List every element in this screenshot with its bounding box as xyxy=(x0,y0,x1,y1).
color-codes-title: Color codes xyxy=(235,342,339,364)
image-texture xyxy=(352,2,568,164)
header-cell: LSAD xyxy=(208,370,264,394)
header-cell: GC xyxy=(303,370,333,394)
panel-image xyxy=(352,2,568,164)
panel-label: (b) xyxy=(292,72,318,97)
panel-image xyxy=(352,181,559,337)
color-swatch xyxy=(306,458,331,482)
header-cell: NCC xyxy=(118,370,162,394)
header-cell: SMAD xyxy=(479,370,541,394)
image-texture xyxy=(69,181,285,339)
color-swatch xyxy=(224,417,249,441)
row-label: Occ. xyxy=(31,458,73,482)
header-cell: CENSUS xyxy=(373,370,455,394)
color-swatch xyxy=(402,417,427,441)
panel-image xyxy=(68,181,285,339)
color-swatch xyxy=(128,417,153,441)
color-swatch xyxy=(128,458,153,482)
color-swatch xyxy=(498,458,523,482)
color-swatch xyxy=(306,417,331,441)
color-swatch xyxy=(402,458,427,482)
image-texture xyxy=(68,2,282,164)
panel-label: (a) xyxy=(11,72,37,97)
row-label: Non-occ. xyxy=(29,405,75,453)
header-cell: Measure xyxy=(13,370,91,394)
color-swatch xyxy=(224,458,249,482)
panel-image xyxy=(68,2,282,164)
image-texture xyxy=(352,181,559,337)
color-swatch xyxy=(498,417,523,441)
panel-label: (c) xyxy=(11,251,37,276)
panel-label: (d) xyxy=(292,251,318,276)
• • •
• _DESCRIPTION OF THE TASK_:
Turn the entries above, from the first line through the line containing "panel-label: (a) xyxy=(11,72,37,97)" inclusive, into a numbered list, leaving out any blank lines.

• _WRITTEN ANSWER_:
1. List every element in this screenshot with its bounding box as xyxy=(x0,y0,x1,y1).
2. color-codes-title: Color codes xyxy=(235,342,339,364)
3. image-texture xyxy=(352,2,568,164)
4. header-cell: LSAD xyxy=(208,370,264,394)
5. header-cell: GC xyxy=(303,370,333,394)
6. panel-image xyxy=(352,2,568,164)
7. panel-label: (b) xyxy=(292,72,318,97)
8. panel-image xyxy=(352,181,559,337)
9. color-swatch xyxy=(306,458,331,482)
10. header-cell: NCC xyxy=(118,370,162,394)
11. header-cell: SMAD xyxy=(479,370,541,394)
12. image-texture xyxy=(69,181,285,339)
13. color-swatch xyxy=(224,417,249,441)
14. row-label: Occ. xyxy=(31,458,73,482)
15. header-cell: CENSUS xyxy=(373,370,455,394)
16. color-swatch xyxy=(402,417,427,441)
17. panel-image xyxy=(68,181,285,339)
18. color-swatch xyxy=(128,417,153,441)
19. color-swatch xyxy=(128,458,153,482)
20. color-swatch xyxy=(498,458,523,482)
21. color-swatch xyxy=(306,417,331,441)
22. color-swatch xyxy=(402,458,427,482)
23. image-texture xyxy=(68,2,282,164)
24. panel-label: (a) xyxy=(11,72,37,97)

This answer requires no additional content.